Problem description – Return every line of the records below verbatim, with no pictures in the copy.

-- Start of Material for the task --

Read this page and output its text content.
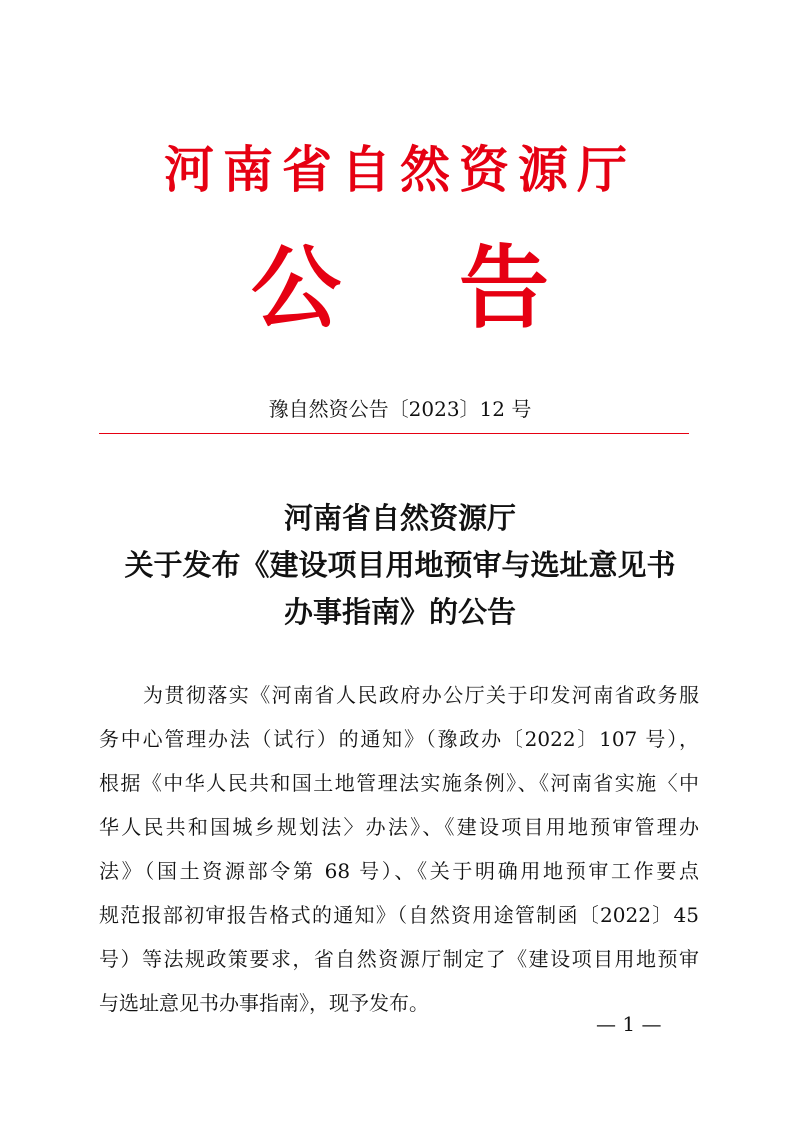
河南省自然资源厅
公 告
豫自然资公告〔2023〕12 号
河南省自然资源厅
关于发布《建设项目用地预审与选址意见书
办事指南》的公告
为贯彻落实《河南省人民政府办公厅关于印发河南省政务服
务中心管理办法（试行）的通知》（豫政办〔2022〕107 号），
根据《中华人民共和国土地管理法实施条例》、《河南省实施〈中
华人民共和国城乡规划法〉办法》、《建设项目用地预审管理办
法》（国土资源部令第 68 号）、《关于明确用地预审工作要点
规范报部初审报告格式的通知》（自然资用途管制函〔2022〕45
号）等法规政策要求，省自然资源厅制定了《建设项目用地预审
与选址意见书办事指南》，现予发布。
— 1 —
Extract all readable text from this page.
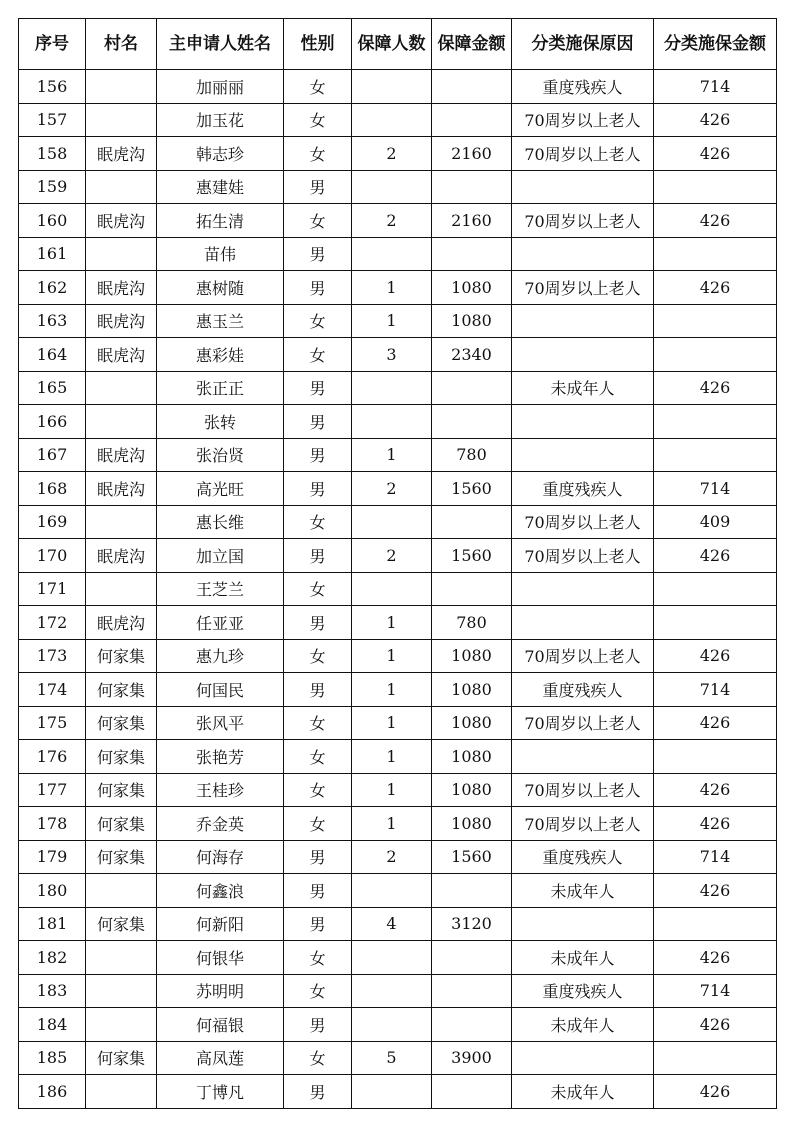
序号	村名	主申请人姓名	性别	保障人数	保障金额	分类施保原因	分类施保金额
156		加丽丽	女			重度残疾人	714
157		加玉花	女			70周岁以上老人	426
158	眠虎沟	韩志珍	女	2	2160	70周岁以上老人	426
159		惠建娃	男				
160	眠虎沟	拓生清	女	2	2160	70周岁以上老人	426
161		苗伟	男				
162	眠虎沟	惠树随	男	1	1080	70周岁以上老人	426
163	眠虎沟	惠玉兰	女	1	1080		
164	眠虎沟	惠彩娃	女	3	2340		
165		张正正	男			未成年人	426
166		张转	男				
167	眠虎沟	张治贤	男	1	780		
168	眠虎沟	高光旺	男	2	1560	重度残疾人	714
169		惠长维	女			70周岁以上老人	409
170	眠虎沟	加立国	男	2	1560	70周岁以上老人	426
171		王芝兰	女				
172	眠虎沟	任亚亚	男	1	780		
173	何家集	惠九珍	女	1	1080	70周岁以上老人	426
174	何家集	何国民	男	1	1080	重度残疾人	714
175	何家集	张风平	女	1	1080	70周岁以上老人	426
176	何家集	张艳芳	女	1	1080		
177	何家集	王桂珍	女	1	1080	70周岁以上老人	426
178	何家集	乔金英	女	1	1080	70周岁以上老人	426
179	何家集	何海存	男	2	1560	重度残疾人	714
180		何鑫浪	男			未成年人	426
181	何家集	何新阳	男	4	3120		
182		何银华	女			未成年人	426
183		苏明明	女			重度残疾人	714
184		何福银	男			未成年人	426
185	何家集	高凤莲	女	5	3900		
186		丁博凡	男			未成年人	426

-- End of Material for the task --

The output –
Read this page and output its text content.
河南省自然资源厅
公 告
豫自然资公告〔2023〕12 号
河南省自然资源厅
关于发布《建设项目用地预审与选址意见书
办事指南》的公告
为贯彻落实《河南省人民政府办公厅关于印发河南省政务服
务中心管理办法（试行）的通知》（豫政办〔2022〕107 号），
根据《中华人民共和国土地管理法实施条例》、《河南省实施〈中
华人民共和国城乡规划法〉办法》、《建设项目用地预审管理办
法》（国土资源部令第 68 号）、《关于明确用地预审工作要点
规范报部初审报告格式的通知》（自然资用途管制函〔2022〕45
号）等法规政策要求，省自然资源厅制定了《建设项目用地预审
与选址意见书办事指南》，现予发布。
— 1 —
Extract all readable text from this page.
序号	村名	主申请人姓名	性别	保障人数	保障金额	分类施保原因	分类施保金额
156		加丽丽	女			重度残疾人	714
157		加玉花	女			70周岁以上老人	426
158	眠虎沟	韩志珍	女	2	2160	70周岁以上老人	426
159		惠建娃	男				
160	眠虎沟	拓生清	女	2	2160	70周岁以上老人	426
161		苗伟	男				
162	眠虎沟	惠树随	男	1	1080	70周岁以上老人	426
163	眠虎沟	惠玉兰	女	1	1080		
164	眠虎沟	惠彩娃	女	3	2340		
165		张正正	男			未成年人	426
166		张转	男				
167	眠虎沟	张治贤	男	1	780		
168	眠虎沟	高光旺	男	2	1560	重度残疾人	714
169		惠长维	女			70周岁以上老人	409
170	眠虎沟	加立国	男	2	1560	70周岁以上老人	426
171		王芝兰	女				
172	眠虎沟	任亚亚	男	1	780		
173	何家集	惠九珍	女	1	1080	70周岁以上老人	426
174	何家集	何国民	男	1	1080	重度残疾人	714
175	何家集	张风平	女	1	1080	70周岁以上老人	426
176	何家集	张艳芳	女	1	1080		
177	何家集	王桂珍	女	1	1080	70周岁以上老人	426
178	何家集	乔金英	女	1	1080	70周岁以上老人	426
179	何家集	何海存	男	2	1560	重度残疾人	714
180		何鑫浪	男			未成年人	426
181	何家集	何新阳	男	4	3120		
182		何银华	女			未成年人	426
183		苏明明	女			重度残疾人	714
184		何福银	男			未成年人	426
185	何家集	高凤莲	女	5	3900		
186		丁博凡	男			未成年人	426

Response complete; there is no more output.